AIM OF THE EXERCISE ::
Retype exactly the lines that start at the line with "Convert this screenshot" and end at the final line, both included, and leave out every picture.

RECORDS FOR THE EXERCISE ::
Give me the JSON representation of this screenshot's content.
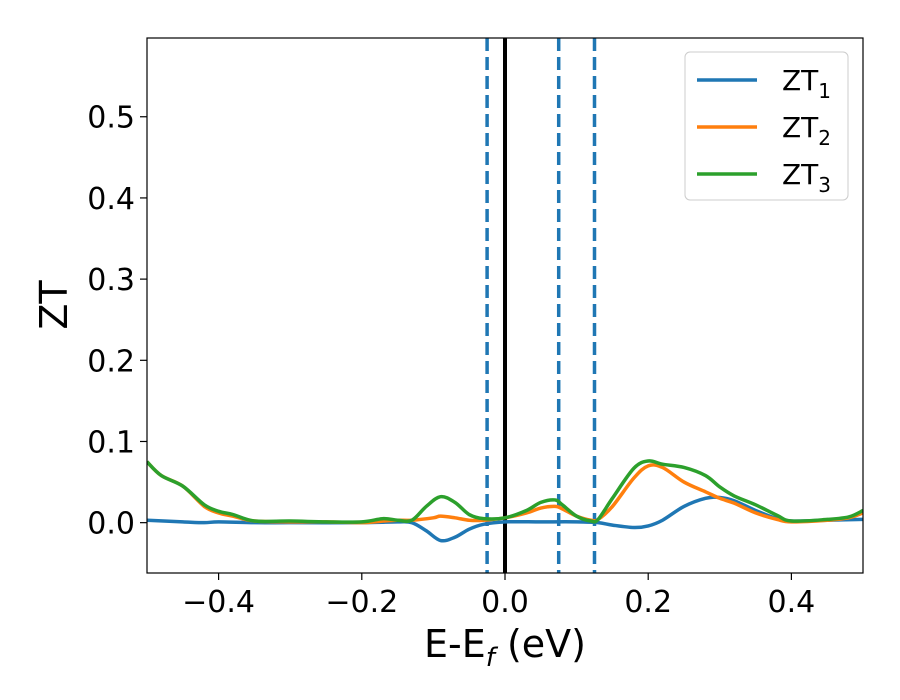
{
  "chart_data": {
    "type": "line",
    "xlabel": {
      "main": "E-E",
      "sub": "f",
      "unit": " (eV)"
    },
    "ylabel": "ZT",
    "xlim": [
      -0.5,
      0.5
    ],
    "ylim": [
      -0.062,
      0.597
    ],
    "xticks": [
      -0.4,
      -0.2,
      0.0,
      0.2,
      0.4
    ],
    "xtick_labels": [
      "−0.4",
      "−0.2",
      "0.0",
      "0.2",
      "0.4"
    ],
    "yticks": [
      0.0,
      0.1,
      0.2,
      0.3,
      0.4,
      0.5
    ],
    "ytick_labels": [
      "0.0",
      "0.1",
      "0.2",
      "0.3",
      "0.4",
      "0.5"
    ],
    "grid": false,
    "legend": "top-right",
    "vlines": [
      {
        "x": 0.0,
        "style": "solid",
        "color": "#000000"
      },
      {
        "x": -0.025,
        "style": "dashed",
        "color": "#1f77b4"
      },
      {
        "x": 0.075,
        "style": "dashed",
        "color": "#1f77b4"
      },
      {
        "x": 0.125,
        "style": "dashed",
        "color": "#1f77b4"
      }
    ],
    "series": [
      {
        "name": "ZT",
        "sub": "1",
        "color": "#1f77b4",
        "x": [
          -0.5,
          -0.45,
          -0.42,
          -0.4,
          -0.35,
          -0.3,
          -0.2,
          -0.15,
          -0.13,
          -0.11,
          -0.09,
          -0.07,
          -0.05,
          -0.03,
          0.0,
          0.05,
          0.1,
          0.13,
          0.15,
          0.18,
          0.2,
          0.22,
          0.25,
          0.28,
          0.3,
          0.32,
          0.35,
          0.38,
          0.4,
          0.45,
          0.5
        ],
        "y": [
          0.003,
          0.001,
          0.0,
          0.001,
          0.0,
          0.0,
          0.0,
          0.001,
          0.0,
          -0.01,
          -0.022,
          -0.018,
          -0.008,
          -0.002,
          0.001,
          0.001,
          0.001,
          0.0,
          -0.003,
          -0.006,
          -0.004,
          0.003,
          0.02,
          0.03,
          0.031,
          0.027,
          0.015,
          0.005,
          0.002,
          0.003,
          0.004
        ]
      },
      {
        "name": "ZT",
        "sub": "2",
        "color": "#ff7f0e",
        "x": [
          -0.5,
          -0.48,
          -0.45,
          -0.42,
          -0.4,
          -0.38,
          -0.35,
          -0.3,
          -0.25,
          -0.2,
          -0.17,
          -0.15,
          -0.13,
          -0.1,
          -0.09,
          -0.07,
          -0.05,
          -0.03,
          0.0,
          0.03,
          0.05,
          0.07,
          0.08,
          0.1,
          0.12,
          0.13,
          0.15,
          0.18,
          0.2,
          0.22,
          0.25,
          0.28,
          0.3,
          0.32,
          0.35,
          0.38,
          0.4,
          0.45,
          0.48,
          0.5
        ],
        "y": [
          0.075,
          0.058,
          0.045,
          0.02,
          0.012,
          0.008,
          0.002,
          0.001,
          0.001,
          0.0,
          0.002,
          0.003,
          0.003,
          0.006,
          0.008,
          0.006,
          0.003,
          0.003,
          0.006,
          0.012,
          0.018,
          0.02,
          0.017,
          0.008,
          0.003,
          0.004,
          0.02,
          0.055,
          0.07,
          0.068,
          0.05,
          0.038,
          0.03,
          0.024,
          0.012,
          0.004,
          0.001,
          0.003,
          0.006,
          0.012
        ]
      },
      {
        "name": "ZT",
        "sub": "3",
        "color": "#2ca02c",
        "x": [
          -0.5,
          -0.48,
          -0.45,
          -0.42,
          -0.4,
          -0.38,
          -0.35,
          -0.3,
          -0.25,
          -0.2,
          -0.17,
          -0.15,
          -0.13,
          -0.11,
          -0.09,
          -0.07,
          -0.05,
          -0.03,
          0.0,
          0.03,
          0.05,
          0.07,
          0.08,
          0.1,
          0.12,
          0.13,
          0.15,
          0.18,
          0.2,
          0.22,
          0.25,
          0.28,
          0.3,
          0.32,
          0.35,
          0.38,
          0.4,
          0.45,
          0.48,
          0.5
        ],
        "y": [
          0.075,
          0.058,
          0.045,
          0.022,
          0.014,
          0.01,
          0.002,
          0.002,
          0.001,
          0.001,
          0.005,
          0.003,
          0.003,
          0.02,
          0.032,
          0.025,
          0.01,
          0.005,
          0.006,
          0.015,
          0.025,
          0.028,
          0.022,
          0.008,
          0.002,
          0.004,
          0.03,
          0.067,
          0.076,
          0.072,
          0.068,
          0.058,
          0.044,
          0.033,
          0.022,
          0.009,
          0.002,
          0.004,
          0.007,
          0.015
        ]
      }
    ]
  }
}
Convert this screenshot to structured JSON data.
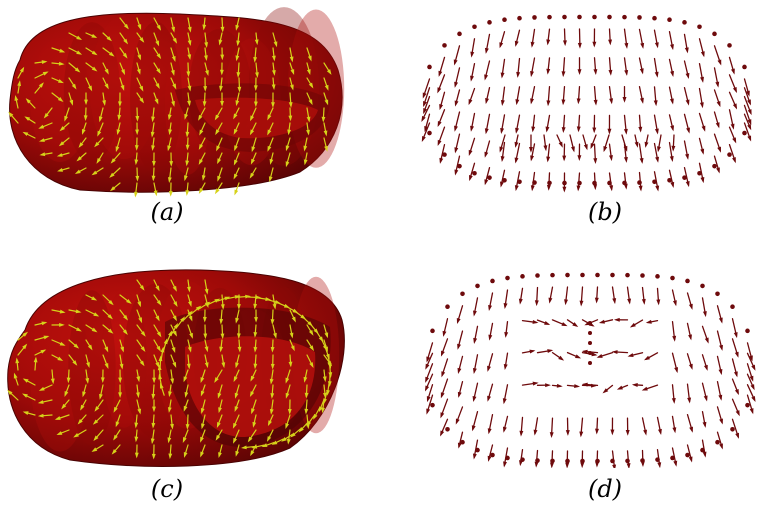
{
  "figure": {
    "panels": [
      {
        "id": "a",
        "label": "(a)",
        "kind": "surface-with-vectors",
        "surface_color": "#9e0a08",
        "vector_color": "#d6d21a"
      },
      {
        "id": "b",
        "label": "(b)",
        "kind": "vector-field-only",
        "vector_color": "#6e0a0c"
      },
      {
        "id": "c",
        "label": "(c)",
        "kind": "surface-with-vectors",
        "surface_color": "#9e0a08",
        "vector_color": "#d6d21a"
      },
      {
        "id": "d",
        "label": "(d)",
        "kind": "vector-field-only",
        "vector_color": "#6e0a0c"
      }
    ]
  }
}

RESULT OF THE EXERCISE ::
Convert this screenshot to structured JSON data.
{
  "figure": {
    "panels": [
      {
        "id": "a",
        "label": "(a)",
        "kind": "surface-with-vectors",
        "surface_color": "#9e0a08",
        "vector_color": "#d6d21a"
      },
      {
        "id": "b",
        "label": "(b)",
        "kind": "vector-field-only",
        "vector_color": "#6e0a0c"
      },
      {
        "id": "c",
        "label": "(c)",
        "kind": "surface-with-vectors",
        "surface_color": "#9e0a08",
        "vector_color": "#d6d21a"
      },
      {
        "id": "d",
        "label": "(d)",
        "kind": "vector-field-only",
        "vector_color": "#6e0a0c"
      }
    ]
  }
}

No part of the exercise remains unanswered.